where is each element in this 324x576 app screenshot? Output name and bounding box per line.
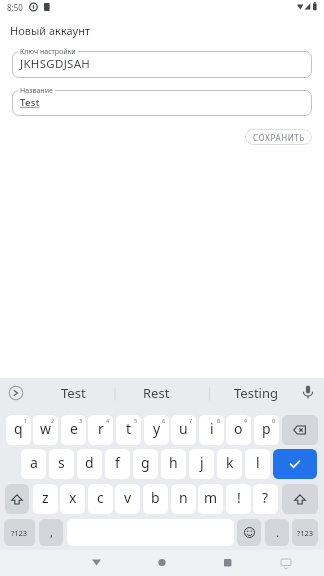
button[interactable]: Test — [12, 90, 312, 116]
button[interactable]: d — [77, 449, 102, 479]
button[interactable]: ? — [253, 484, 278, 514]
staticText: Новый аккаунт — [10, 23, 91, 38]
staticText: d — [85, 453, 94, 472]
button[interactable]: u — [171, 415, 196, 445]
button[interactable]: e — [61, 415, 86, 445]
button[interactable]: Rest — [112, 384, 200, 402]
button[interactable]: Testing — [212, 384, 300, 402]
staticText: 8:50 — [7, 2, 23, 13]
button[interactable]: q — [6, 415, 31, 445]
staticText: 8 — [217, 417, 221, 424]
staticText: a — [30, 453, 38, 472]
staticText: 6 — [162, 417, 166, 424]
button[interactable] — [273, 449, 317, 479]
staticText: q — [14, 419, 23, 438]
button[interactable]: g — [133, 449, 158, 479]
button[interactable]: f — [105, 449, 130, 479]
staticText: Test — [20, 96, 40, 109]
button[interactable]: Test — [29, 384, 117, 402]
button[interactable]: n — [171, 484, 196, 514]
staticText: e — [70, 419, 78, 438]
staticText: y — [153, 419, 161, 438]
button[interactable]: . — [265, 519, 289, 546]
button[interactable]: v — [115, 484, 140, 514]
staticText: j — [200, 453, 204, 472]
staticText: l — [256, 453, 260, 472]
staticText: 2 — [51, 417, 55, 424]
button[interactable]: w — [33, 415, 58, 445]
staticText: i — [210, 419, 214, 438]
staticText: Rest — [143, 384, 170, 402]
button[interactable]: j — [189, 449, 214, 479]
button[interactable]: y — [144, 415, 169, 445]
button[interactable]: r — [88, 415, 113, 445]
staticText: r — [98, 419, 104, 438]
button[interactable] — [145, 550, 179, 576]
staticText: ?123 — [11, 528, 28, 538]
button[interactable] — [211, 550, 245, 576]
button[interactable]: b — [143, 484, 168, 514]
staticText: h — [169, 453, 178, 472]
staticText: t — [126, 419, 132, 438]
staticText: u — [179, 419, 188, 438]
staticText: k — [226, 453, 234, 472]
staticText: x — [69, 488, 77, 507]
staticText: c — [97, 488, 104, 507]
staticText: Testing — [234, 384, 278, 402]
button[interactable] — [282, 415, 318, 445]
staticText: 0 — [272, 417, 276, 424]
staticText: 3 — [79, 417, 83, 424]
staticText: ? — [262, 488, 269, 507]
staticText: СОХРАНИТЬ — [253, 132, 305, 143]
button[interactable]: k — [217, 449, 242, 479]
staticText: n — [179, 488, 188, 507]
button[interactable]: m — [198, 484, 223, 514]
staticText: 7 — [189, 417, 193, 424]
staticText: g — [141, 453, 150, 472]
staticText: p — [262, 419, 271, 438]
staticText: Test — [61, 384, 86, 402]
button[interactable]: ?123 — [292, 519, 318, 546]
button[interactable] — [5, 484, 29, 514]
staticText: ?123 — [297, 528, 314, 538]
button[interactable] — [282, 484, 318, 514]
button[interactable]: ! — [226, 484, 251, 514]
button[interactable]: h — [161, 449, 186, 479]
staticText: v — [124, 488, 132, 507]
staticText: , — [50, 525, 53, 540]
button[interactable]: i — [199, 415, 224, 445]
button[interactable]: p — [254, 415, 279, 445]
button[interactable]: СОХРАНИТЬ — [245, 129, 312, 145]
staticText: Название — [20, 86, 53, 96]
staticText: o — [234, 419, 243, 438]
button[interactable]: z — [33, 484, 58, 514]
button[interactable]: JKHSGDJSAH — [12, 51, 312, 78]
staticText: Ключ настройки — [20, 47, 76, 57]
button[interactable]: c — [88, 484, 113, 514]
button[interactable]: ?123 — [4, 519, 35, 546]
button[interactable]: s — [49, 449, 74, 479]
staticText: w — [40, 419, 52, 438]
button[interactable]: t — [116, 415, 141, 445]
button[interactable]: x — [60, 484, 85, 514]
staticText: s — [58, 453, 65, 472]
staticText: m — [204, 488, 218, 507]
button[interactable]: a — [21, 449, 46, 479]
button[interactable]: , — [39, 519, 63, 546]
staticText: 9 — [244, 417, 248, 424]
staticText: 4 — [106, 417, 110, 424]
staticText: . — [276, 525, 279, 540]
button[interactable]: l — [245, 449, 270, 479]
staticText: 1 — [24, 417, 28, 424]
button[interactable]: o — [226, 415, 251, 445]
staticText: f — [115, 453, 120, 472]
button[interactable] — [237, 519, 261, 546]
staticText: b — [151, 488, 160, 507]
staticText: 5 — [134, 417, 138, 424]
staticText: ! — [237, 488, 241, 507]
staticText: z — [42, 488, 49, 507]
button[interactable] — [80, 550, 114, 576]
staticText: JKHSGDJSAH — [20, 56, 91, 72]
__________
DIRECTIONS:
Copy the listing above line for line, without changing anything, and leave out the picture.

ANSWER TO THE EXERCISE:
where is each element in this 324x576 app screenshot? Output name and bounding box per line.
button[interactable]: Test — [12, 90, 312, 116]
button[interactable]: d — [77, 449, 102, 479]
button[interactable]: ? — [253, 484, 278, 514]
staticText: Новый аккаунт — [10, 23, 91, 38]
staticText: d — [85, 453, 94, 472]
button[interactable]: u — [171, 415, 196, 445]
button[interactable]: e — [61, 415, 86, 445]
button[interactable]: Rest — [112, 384, 200, 402]
button[interactable]: Testing — [212, 384, 300, 402]
staticText: 8:50 — [7, 2, 23, 13]
button[interactable]: q — [6, 415, 31, 445]
staticText: 8 — [217, 417, 221, 424]
staticText: a — [30, 453, 38, 472]
staticText: 6 — [162, 417, 166, 424]
button[interactable] — [273, 449, 317, 479]
staticText: q — [14, 419, 23, 438]
button[interactable]: g — [133, 449, 158, 479]
button[interactable]: f — [105, 449, 130, 479]
staticText: Test — [20, 96, 40, 109]
button[interactable]: Test — [29, 384, 117, 402]
button[interactable]: n — [171, 484, 196, 514]
staticText: e — [70, 419, 78, 438]
staticText: y — [153, 419, 161, 438]
button[interactable]: . — [265, 519, 289, 546]
button[interactable]: v — [115, 484, 140, 514]
staticText: j — [200, 453, 204, 472]
staticText: l — [256, 453, 260, 472]
staticText: 2 — [51, 417, 55, 424]
button[interactable]: w — [33, 415, 58, 445]
staticText: i — [210, 419, 214, 438]
staticText: Rest — [143, 384, 170, 402]
button[interactable]: j — [189, 449, 214, 479]
button[interactable]: y — [144, 415, 169, 445]
button[interactable]: r — [88, 415, 113, 445]
staticText: r — [98, 419, 104, 438]
button[interactable] — [145, 550, 179, 576]
staticText: ?123 — [11, 528, 28, 538]
button[interactable] — [211, 550, 245, 576]
button[interactable]: b — [143, 484, 168, 514]
staticText: h — [169, 453, 178, 472]
staticText: t — [126, 419, 132, 438]
staticText: u — [179, 419, 188, 438]
staticText: k — [226, 453, 234, 472]
staticText: x — [69, 488, 77, 507]
staticText: c — [97, 488, 104, 507]
staticText: Testing — [234, 384, 278, 402]
button[interactable] — [282, 415, 318, 445]
staticText: 0 — [272, 417, 276, 424]
staticText: 3 — [79, 417, 83, 424]
staticText: ? — [262, 488, 269, 507]
staticText: СОХРАНИТЬ — [253, 132, 305, 143]
button[interactable]: k — [217, 449, 242, 479]
staticText: n — [179, 488, 188, 507]
button[interactable]: m — [198, 484, 223, 514]
staticText: 7 — [189, 417, 193, 424]
staticText: g — [141, 453, 150, 472]
staticText: p — [262, 419, 271, 438]
staticText: Test — [61, 384, 86, 402]
button[interactable]: ?123 — [292, 519, 318, 546]
button[interactable] — [5, 484, 29, 514]
staticText: ?123 — [297, 528, 314, 538]
button[interactable] — [282, 484, 318, 514]
button[interactable]: ! — [226, 484, 251, 514]
button[interactable]: h — [161, 449, 186, 479]
staticText: v — [124, 488, 132, 507]
staticText: , — [50, 525, 53, 540]
button[interactable]: i — [199, 415, 224, 445]
button[interactable]: p — [254, 415, 279, 445]
button[interactable]: СОХРАНИТЬ — [245, 129, 312, 145]
staticText: Название — [20, 86, 53, 96]
staticText: o — [234, 419, 243, 438]
button[interactable]: z — [33, 484, 58, 514]
button[interactable]: JKHSGDJSAH — [12, 51, 312, 78]
staticText: Ключ настройки — [20, 47, 76, 57]
button[interactable]: c — [88, 484, 113, 514]
button[interactable]: ?123 — [4, 519, 35, 546]
button[interactable]: s — [49, 449, 74, 479]
staticText: w — [40, 419, 52, 438]
button[interactable]: t — [116, 415, 141, 445]
button[interactable]: x — [60, 484, 85, 514]
staticText: s — [58, 453, 65, 472]
staticText: m — [204, 488, 218, 507]
button[interactable]: a — [21, 449, 46, 479]
button[interactable]: , — [39, 519, 63, 546]
staticText: 9 — [244, 417, 248, 424]
staticText: 4 — [106, 417, 110, 424]
staticText: . — [276, 525, 279, 540]
button[interactable]: l — [245, 449, 270, 479]
staticText: 1 — [24, 417, 28, 424]
button[interactable]: o — [226, 415, 251, 445]
staticText: f — [115, 453, 120, 472]
button[interactable] — [237, 519, 261, 546]
staticText: b — [151, 488, 160, 507]
staticText: 5 — [134, 417, 138, 424]
staticText: ! — [237, 488, 241, 507]
staticText: z — [42, 488, 49, 507]
button[interactable] — [80, 550, 114, 576]
staticText: JKHSGDJSAH — [20, 56, 91, 72]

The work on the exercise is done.